(Material for the task):

□ □ □

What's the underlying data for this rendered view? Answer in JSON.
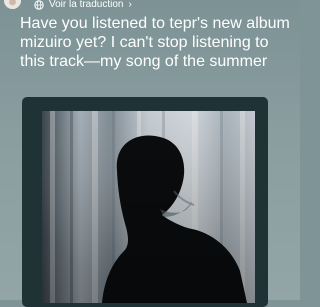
{
  "header": {
    "translate_label": "Voir la traduction",
    "chevron": "›",
    "avatar_icon": "avatar-icon",
    "translate_icon": "globe-icon"
  },
  "post": {
    "text": "Have you listened to tepr's new album mizuiro yet? I can't stop listening to this track—my song of the summer"
  },
  "media": {
    "image": "album-cover-image"
  },
  "colors": {
    "background": "#7f9497",
    "card": "#1f3236",
    "text": "#ffffff"
  }
}
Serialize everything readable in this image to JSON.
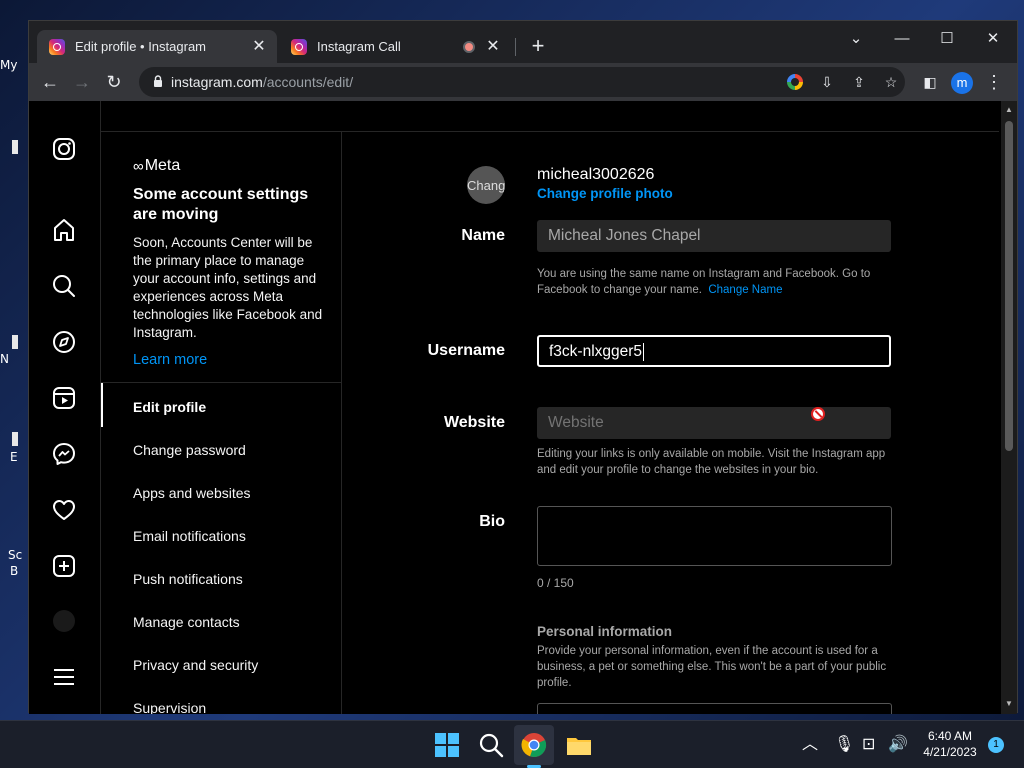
{
  "desktop": {
    "labels": [
      "My",
      "N",
      "E",
      "Sc",
      "B"
    ]
  },
  "browser": {
    "tabs": [
      {
        "title": "Edit profile • Instagram",
        "close": "✕"
      },
      {
        "title": "Instagram Call",
        "close": "✕"
      }
    ],
    "new_tab": "+",
    "window_controls": {
      "minimize": "—",
      "maximize": "☐",
      "close": "✕",
      "dropdown": "⌄"
    },
    "url_host": "instagram.com",
    "url_path": "/accounts/edit/",
    "profile_initial": "m"
  },
  "settings": {
    "meta_brand": "Meta",
    "moving_title": "Some account settings are moving",
    "moving_desc": "Soon, Accounts Center will be the primary place to manage your account info, settings and experiences across Meta technologies like Facebook and Instagram.",
    "learn_more": "Learn more",
    "menu": [
      "Edit profile",
      "Change password",
      "Apps and websites",
      "Email notifications",
      "Push notifications",
      "Manage contacts",
      "Privacy and security",
      "Supervision"
    ]
  },
  "profile": {
    "username": "micheal3002626",
    "pic_alt": "Chang",
    "change_photo": "Change profile photo",
    "name_label": "Name",
    "name_value": "Micheal Jones Chapel",
    "name_help": "You are using the same name on Instagram and Facebook. Go to Facebook to change your name.",
    "change_name": "Change Name",
    "username_label": "Username",
    "username_value": "f3ck-nlxgger5",
    "website_label": "Website",
    "website_placeholder": "Website",
    "website_help": "Editing your links is only available on mobile. Visit the Instagram app and edit your profile to change the websites in your bio.",
    "bio_label": "Bio",
    "bio_counter": "0 / 150",
    "personal_title": "Personal information",
    "personal_help": "Provide your personal information, even if the account is used for a business, a pet or something else. This won't be a part of your public profile."
  },
  "taskbar": {
    "time": "6:40 AM",
    "date": "4/21/2023",
    "notification_count": "1"
  }
}
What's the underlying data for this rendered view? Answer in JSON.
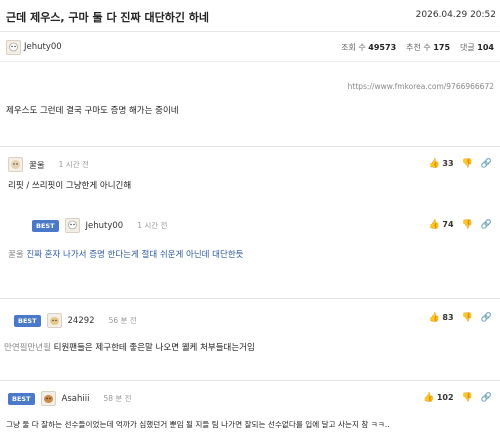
{
  "post": {
    "title": "근데 제우스, 구마 둘 다 진짜 대단하긴 하네",
    "date": "2026.04.29 20:52",
    "author": "Jehuty00",
    "stats": {
      "views_label": "조회 수",
      "views": "49573",
      "likes_label": "추천 수",
      "likes": "175",
      "comments_label": "댓글",
      "comments": "104"
    },
    "url": "https://www.fmkorea.com/9766966672",
    "body": "제우스도 그런데 결국 구마도 증명 해가는 중이네"
  },
  "comments": [
    {
      "author": "꿀울",
      "time": "1 시간 전",
      "text": "리핏 / 쓰리핏이 그냥한게 아니긴해",
      "likes": "33"
    },
    {
      "best": "BEST",
      "author": "Jehuty00",
      "time": "1 시간 전",
      "reply_to": "꿀울",
      "text": "진짜 혼자 나가서 증명 한다는게 절대 쉬운게 아닌데 대단한듯",
      "likes": "74"
    },
    {
      "best": "BEST",
      "author": "24292",
      "time": "56 분 전",
      "reply_to": "만연필만년필",
      "text": "티원팬들은 제구한테 좋은말 나오면 웰케 처부들대는거임",
      "likes": "83"
    },
    {
      "best": "BEST",
      "author": "Asahiii",
      "time": "58 분 전",
      "text": "그냥 둘 다 잘하는 선수들이었는데 억까가 심했던거 뿐임 될 지들 팀 나가면 잘되는 선수없다를 입에 달고 사는지 참 ㅋㅋ..",
      "likes": "102"
    }
  ],
  "icons": {
    "like": "thumbs-up-icon",
    "dislike": "thumbs-down-icon",
    "link": "link-icon"
  },
  "colors": {
    "best_badge": "#4a79c9",
    "link_text": "#2c5aa0"
  }
}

□ □ □

(Objective):
Every entry must be transcribed exactly. Pictures do not belong in the copy.

(Exercise output):
What's the underlying data for this rendered view? Answer in JSON.
{
  "header": {
    "translate_label": "Voir la traduction",
    "chevron": "›",
    "avatar_icon": "avatar-icon",
    "translate_icon": "globe-icon"
  },
  "post": {
    "text": "Have you listened to tepr's new album mizuiro yet? I can't stop listening to this track—my song of the summer"
  },
  "media": {
    "image": "album-cover-image"
  },
  "colors": {
    "background": "#7f9497",
    "card": "#1f3236",
    "text": "#ffffff"
  }
}
Serialize everything readable in this image to JSON.
{
  "desktop": {
    "labels": [
      "My",
      "N",
      "E",
      "Sc",
      "B"
    ]
  },
  "browser": {
    "tabs": [
      {
        "title": "Edit profile • Instagram",
        "close": "✕"
      },
      {
        "title": "Instagram Call",
        "close": "✕"
      }
    ],
    "new_tab": "+",
    "window_controls": {
      "minimize": "—",
      "maximize": "☐",
      "close": "✕",
      "dropdown": "⌄"
    },
    "url_host": "instagram.com",
    "url_path": "/accounts/edit/",
    "profile_initial": "m"
  },
  "settings": {
    "meta_brand": "Meta",
    "moving_title": "Some account settings are moving",
    "moving_desc": "Soon, Accounts Center will be the primary place to manage your account info, settings and experiences across Meta technologies like Facebook and Instagram.",
    "learn_more": "Learn more",
    "menu": [
      "Edit profile",
      "Change password",
      "Apps and websites",
      "Email notifications",
      "Push notifications",
      "Manage contacts",
      "Privacy and security",
      "Supervision"
    ]
  },
  "profile": {
    "username": "micheal3002626",
    "pic_alt": "Chang",
    "change_photo": "Change profile photo",
    "name_label": "Name",
    "name_value": "Micheal Jones Chapel",
    "name_help": "You are using the same name on Instagram and Facebook. Go to Facebook to change your name.",
    "change_name": "Change Name",
    "username_label": "Username",
    "username_value": "f3ck-nlxgger5",
    "website_label": "Website",
    "website_placeholder": "Website",
    "website_help": "Editing your links is only available on mobile. Visit the Instagram app and edit your profile to change the websites in your bio.",
    "bio_label": "Bio",
    "bio_counter": "0 / 150",
    "personal_title": "Personal information",
    "personal_help": "Provide your personal information, even if the account is used for a business, a pet or something else. This won't be a part of your public profile."
  },
  "taskbar": {
    "time": "6:40 AM",
    "date": "4/21/2023",
    "notification_count": "1"
  }
}
What's the underlying data for this rendered view? Answer in JSON.
{
  "post": {
    "title": "근데 제우스, 구마 둘 다 진짜 대단하긴 하네",
    "date": "2026.04.29 20:52",
    "author": "Jehuty00",
    "stats": {
      "views_label": "조회 수",
      "views": "49573",
      "likes_label": "추천 수",
      "likes": "175",
      "comments_label": "댓글",
      "comments": "104"
    },
    "url": "https://www.fmkorea.com/9766966672",
    "body": "제우스도 그런데 결국 구마도 증명 해가는 중이네"
  },
  "comments": [
    {
      "author": "꿀울",
      "time": "1 시간 전",
      "text": "리핏 / 쓰리핏이 그냥한게 아니긴해",
      "likes": "33"
    },
    {
      "best": "BEST",
      "author": "Jehuty00",
      "time": "1 시간 전",
      "reply_to": "꿀울",
      "text": "진짜 혼자 나가서 증명 한다는게 절대 쉬운게 아닌데 대단한듯",
      "likes": "74"
    },
    {
      "best": "BEST",
      "author": "24292",
      "time": "56 분 전",
      "reply_to": "만연필만년필",
      "text": "티원팬들은 제구한테 좋은말 나오면 웰케 처부들대는거임",
      "likes": "83"
    },
    {
      "best": "BEST",
      "author": "Asahiii",
      "time": "58 분 전",
      "text": "그냥 둘 다 잘하는 선수들이었는데 억까가 심했던거 뿐임 될 지들 팀 나가면 잘되는 선수없다를 입에 달고 사는지 참 ㅋㅋ..",
      "likes": "102"
    }
  ],
  "icons": {
    "like": "thumbs-up-icon",
    "dislike": "thumbs-down-icon",
    "link": "link-icon"
  },
  "colors": {
    "best_badge": "#4a79c9",
    "link_text": "#2c5aa0"
  }
}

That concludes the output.